SELECTED PASSAGE:

• • • •

§ 5. Mrs. Knightasked the Secretary of State for the Home Department if he will make a statement on the state of progress reached in the provision of a remand home for women in the Midlands.
§ Mr. CarlisleThe Home Office has recently put to Birmingham Corporation proposals for building a women's remand centre on land opposite Winson Green prison, and is awaiting the corporation's views.
§ Mrs. KnightIs my hon. and learned Friend aware that it is now more than five years since the Home Secretary in the Labour administration, arrogantly ignoring advice from the Magistrates' Association, the police and other interested persons in the Birmingham area, closed the Brockhill remand centre for women? Is he further aware that since then women on remand from the Birmingham courts have had to come all the way down the M1 to be housed in Holloway while on remand? Is the Minister aware that this has cost the taxpayer considerable sums and has also 1151 cost the women concerned a great deal of anguish, distress and inconvenience? Is my hon. and learned Friend aware, too, that only a few weeks ago one such woman flung herself out of the vehicle on to the M1 in the face of oncoming traffic? Does he recognise that there is great urgency in this matter?
§ Mr. CarlisleI am fully aware that it has been extremely difficult to find an alternative site to the Brockhill remand centre which, as my hon. Friend said, was closed by the previous administration in about 1968. We have approached Birmingham Corporation for a site opposite Winson Green prison. We are awaiting the corporation's views, and we are well aware of the importance attached to a new remand centre. Without being able to comment on the individual case referred to by my hon. Friend, I am sure she will be aware that in January of this year the Home Office made arrangements so that there is now overnight accommodation in Birmingham prison for women on remand.
§ Mrs. Shirley WilliamsDoes the Minister recall that the main reason for closing Brockhill remand centre at that time, which I believe was in 1968, was the difficulty of recruiting staff? Has his Department reconsidered the allocation of housing to women officers on the same basis as that used for men officers? Is he aware that this inequality is one of the reasons why it is so difficult to recruit women to work at remand centres?
§ Mr. CarlisleI seem to recall that difficulty of obtaining staff was one of the matters referred to at that time, but I think it was a question of staff living in rather than with their own quarters provided. I shall consider the matter referred to by the hon. Lady.

• • • •

WHAT THIS TASK INVOLVES:
In the exchange about a women's remand centre for the Midlands, rewrite the paragraph that begins "I am fully aware that it has been extremely difficult" as a short bulleted list of its main facts.

LISTED ENTRIES:

• • • •

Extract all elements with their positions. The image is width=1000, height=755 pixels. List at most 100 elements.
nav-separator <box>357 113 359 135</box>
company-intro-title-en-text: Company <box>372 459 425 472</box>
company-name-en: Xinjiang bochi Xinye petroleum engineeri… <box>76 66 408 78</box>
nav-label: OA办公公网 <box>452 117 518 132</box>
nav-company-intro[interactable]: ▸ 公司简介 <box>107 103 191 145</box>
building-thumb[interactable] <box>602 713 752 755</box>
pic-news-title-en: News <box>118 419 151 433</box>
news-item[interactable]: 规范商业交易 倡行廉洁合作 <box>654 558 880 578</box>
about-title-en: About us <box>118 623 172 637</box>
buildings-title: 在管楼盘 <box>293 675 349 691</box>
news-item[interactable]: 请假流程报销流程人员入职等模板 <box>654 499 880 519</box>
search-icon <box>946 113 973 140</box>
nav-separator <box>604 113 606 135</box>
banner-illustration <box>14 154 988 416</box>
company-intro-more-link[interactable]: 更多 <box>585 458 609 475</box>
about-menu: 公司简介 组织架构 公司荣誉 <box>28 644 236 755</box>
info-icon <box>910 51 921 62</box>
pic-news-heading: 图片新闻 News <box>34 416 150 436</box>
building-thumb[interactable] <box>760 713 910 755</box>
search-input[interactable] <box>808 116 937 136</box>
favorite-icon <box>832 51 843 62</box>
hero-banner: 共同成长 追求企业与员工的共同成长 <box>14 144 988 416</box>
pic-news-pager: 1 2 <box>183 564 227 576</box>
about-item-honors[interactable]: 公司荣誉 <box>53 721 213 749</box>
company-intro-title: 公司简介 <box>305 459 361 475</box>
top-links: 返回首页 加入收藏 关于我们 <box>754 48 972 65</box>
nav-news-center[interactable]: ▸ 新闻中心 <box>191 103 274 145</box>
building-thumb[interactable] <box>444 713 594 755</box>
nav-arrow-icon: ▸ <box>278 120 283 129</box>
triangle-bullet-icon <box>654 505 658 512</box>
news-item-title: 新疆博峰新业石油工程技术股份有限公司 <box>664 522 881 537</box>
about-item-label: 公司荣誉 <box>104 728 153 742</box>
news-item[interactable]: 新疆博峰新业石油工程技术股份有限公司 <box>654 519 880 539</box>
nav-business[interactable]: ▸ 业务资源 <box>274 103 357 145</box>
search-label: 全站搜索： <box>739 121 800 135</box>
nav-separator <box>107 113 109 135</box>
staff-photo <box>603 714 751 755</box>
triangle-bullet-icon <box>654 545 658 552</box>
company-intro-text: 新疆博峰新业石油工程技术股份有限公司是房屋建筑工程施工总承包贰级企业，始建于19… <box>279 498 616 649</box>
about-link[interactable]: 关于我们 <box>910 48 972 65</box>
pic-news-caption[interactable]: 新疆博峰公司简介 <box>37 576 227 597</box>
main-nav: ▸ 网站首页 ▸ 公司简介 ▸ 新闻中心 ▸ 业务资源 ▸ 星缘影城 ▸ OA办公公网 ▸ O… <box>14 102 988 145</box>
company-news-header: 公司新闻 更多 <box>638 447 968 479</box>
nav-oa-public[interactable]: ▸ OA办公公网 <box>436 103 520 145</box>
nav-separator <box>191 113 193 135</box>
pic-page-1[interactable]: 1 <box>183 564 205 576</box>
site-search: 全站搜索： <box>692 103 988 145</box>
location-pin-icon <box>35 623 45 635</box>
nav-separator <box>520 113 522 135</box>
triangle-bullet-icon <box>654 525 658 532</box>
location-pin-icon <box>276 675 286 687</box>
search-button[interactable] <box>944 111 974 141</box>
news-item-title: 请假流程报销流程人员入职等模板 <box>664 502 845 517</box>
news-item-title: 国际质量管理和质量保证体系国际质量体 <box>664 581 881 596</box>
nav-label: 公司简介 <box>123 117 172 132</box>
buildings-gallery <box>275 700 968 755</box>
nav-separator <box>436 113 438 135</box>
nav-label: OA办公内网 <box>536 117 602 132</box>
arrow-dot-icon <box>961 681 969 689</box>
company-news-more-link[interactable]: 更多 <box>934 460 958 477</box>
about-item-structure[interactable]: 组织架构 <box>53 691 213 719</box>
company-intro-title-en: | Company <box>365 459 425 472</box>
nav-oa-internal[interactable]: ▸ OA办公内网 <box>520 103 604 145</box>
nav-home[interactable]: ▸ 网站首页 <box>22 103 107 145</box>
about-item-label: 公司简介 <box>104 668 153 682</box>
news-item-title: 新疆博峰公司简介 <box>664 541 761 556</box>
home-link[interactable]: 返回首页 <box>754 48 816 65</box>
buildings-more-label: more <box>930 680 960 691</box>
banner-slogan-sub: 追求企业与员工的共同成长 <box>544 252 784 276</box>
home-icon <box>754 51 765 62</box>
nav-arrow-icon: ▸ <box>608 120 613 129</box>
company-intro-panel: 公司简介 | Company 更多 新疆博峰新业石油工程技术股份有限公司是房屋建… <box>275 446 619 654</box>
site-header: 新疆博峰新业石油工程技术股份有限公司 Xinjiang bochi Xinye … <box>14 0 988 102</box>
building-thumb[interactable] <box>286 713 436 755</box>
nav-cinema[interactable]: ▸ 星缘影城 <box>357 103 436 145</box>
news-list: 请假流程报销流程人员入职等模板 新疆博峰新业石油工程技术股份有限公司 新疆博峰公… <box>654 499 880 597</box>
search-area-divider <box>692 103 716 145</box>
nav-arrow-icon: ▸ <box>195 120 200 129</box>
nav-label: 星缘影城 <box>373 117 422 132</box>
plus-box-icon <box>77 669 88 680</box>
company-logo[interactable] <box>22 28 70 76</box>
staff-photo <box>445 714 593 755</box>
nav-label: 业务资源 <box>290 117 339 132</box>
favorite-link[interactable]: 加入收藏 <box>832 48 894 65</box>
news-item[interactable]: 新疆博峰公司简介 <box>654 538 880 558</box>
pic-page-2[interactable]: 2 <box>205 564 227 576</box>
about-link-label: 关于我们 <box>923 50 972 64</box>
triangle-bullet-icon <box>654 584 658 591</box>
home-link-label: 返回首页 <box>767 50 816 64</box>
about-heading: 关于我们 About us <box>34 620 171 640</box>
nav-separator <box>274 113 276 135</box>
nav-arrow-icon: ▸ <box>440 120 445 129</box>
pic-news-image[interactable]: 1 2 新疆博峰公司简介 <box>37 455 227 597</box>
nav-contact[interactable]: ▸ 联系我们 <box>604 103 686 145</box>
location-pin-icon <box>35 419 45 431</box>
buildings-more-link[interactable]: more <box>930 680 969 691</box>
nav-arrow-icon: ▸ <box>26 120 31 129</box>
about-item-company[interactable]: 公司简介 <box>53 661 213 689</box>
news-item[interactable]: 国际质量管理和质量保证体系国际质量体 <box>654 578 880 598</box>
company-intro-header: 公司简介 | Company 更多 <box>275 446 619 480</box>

• • • •

REPLY TO THE EXERCISE:
- It has been extremely difficult to find an alternative site to the Brockhill remand centre, which the previous administration closed in about 1968.
- Birmingham Corporation has been approached for a site opposite Winson Green prison, and its views are awaited.
- The importance attached to a new remand centre is well recognized.
- The individual case raised is not commented on, but since January of this year the Home Office has arranged overnight accommodation in Birmingham prison for women on remand.